**What to work on:** Across the entries below, how many lines contain the string "JSON"? Give only the count.

--- Extracted information ---

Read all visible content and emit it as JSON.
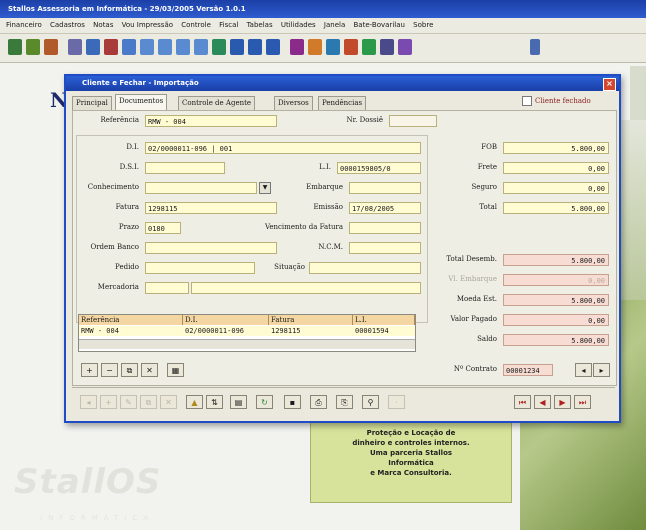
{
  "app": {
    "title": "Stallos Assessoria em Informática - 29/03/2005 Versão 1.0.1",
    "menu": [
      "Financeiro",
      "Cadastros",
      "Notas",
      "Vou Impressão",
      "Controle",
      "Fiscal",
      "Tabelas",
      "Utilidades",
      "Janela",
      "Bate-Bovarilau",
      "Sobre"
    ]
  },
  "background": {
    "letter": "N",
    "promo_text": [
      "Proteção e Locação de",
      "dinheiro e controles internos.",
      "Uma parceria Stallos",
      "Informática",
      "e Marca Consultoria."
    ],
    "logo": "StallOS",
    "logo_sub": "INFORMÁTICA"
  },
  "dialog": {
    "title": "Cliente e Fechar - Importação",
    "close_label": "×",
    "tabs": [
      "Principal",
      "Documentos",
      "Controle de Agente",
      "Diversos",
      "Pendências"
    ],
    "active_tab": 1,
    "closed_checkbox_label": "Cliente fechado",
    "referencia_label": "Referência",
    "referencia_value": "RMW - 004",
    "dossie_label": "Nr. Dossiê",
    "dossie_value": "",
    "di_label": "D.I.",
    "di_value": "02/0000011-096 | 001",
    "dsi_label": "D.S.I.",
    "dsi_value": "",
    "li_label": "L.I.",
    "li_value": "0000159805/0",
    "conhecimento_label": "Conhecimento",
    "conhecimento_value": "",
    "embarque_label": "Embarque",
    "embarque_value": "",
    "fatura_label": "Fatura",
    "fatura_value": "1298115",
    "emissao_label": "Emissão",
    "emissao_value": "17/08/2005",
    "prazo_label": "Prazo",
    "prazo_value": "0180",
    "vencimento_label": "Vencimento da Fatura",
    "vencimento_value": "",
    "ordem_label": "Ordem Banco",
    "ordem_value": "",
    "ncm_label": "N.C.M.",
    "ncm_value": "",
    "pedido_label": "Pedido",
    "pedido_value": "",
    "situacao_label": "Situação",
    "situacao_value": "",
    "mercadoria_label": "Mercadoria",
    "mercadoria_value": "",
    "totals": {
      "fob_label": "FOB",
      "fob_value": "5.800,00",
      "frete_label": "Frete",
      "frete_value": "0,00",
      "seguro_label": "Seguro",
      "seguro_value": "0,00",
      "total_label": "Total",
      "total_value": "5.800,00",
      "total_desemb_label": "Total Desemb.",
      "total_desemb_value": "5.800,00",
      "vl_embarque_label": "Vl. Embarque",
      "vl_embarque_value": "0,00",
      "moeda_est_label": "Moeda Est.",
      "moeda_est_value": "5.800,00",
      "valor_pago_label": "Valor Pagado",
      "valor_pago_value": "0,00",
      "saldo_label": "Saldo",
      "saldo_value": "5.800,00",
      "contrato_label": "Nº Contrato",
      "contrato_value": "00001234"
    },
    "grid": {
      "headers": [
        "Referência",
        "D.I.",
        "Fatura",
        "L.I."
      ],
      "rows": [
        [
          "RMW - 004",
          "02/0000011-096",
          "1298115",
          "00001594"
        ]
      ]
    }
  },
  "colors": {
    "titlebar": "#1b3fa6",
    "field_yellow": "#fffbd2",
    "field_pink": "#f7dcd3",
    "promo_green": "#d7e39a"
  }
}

---
--- Extracted information ---

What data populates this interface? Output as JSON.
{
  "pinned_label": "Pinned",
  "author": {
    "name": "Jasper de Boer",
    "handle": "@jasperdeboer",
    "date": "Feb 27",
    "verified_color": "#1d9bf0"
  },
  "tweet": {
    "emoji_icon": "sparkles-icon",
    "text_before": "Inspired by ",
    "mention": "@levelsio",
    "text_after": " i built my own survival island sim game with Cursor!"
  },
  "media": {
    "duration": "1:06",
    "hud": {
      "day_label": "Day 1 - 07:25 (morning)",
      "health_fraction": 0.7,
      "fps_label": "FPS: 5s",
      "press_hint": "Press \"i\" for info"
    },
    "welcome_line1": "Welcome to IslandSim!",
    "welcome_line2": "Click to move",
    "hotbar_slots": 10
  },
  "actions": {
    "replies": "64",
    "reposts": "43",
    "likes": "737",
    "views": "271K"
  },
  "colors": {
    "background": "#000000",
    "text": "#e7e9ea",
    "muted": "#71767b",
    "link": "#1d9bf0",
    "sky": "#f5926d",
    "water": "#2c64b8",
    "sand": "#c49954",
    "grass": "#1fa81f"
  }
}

---

**Output for this task:** 2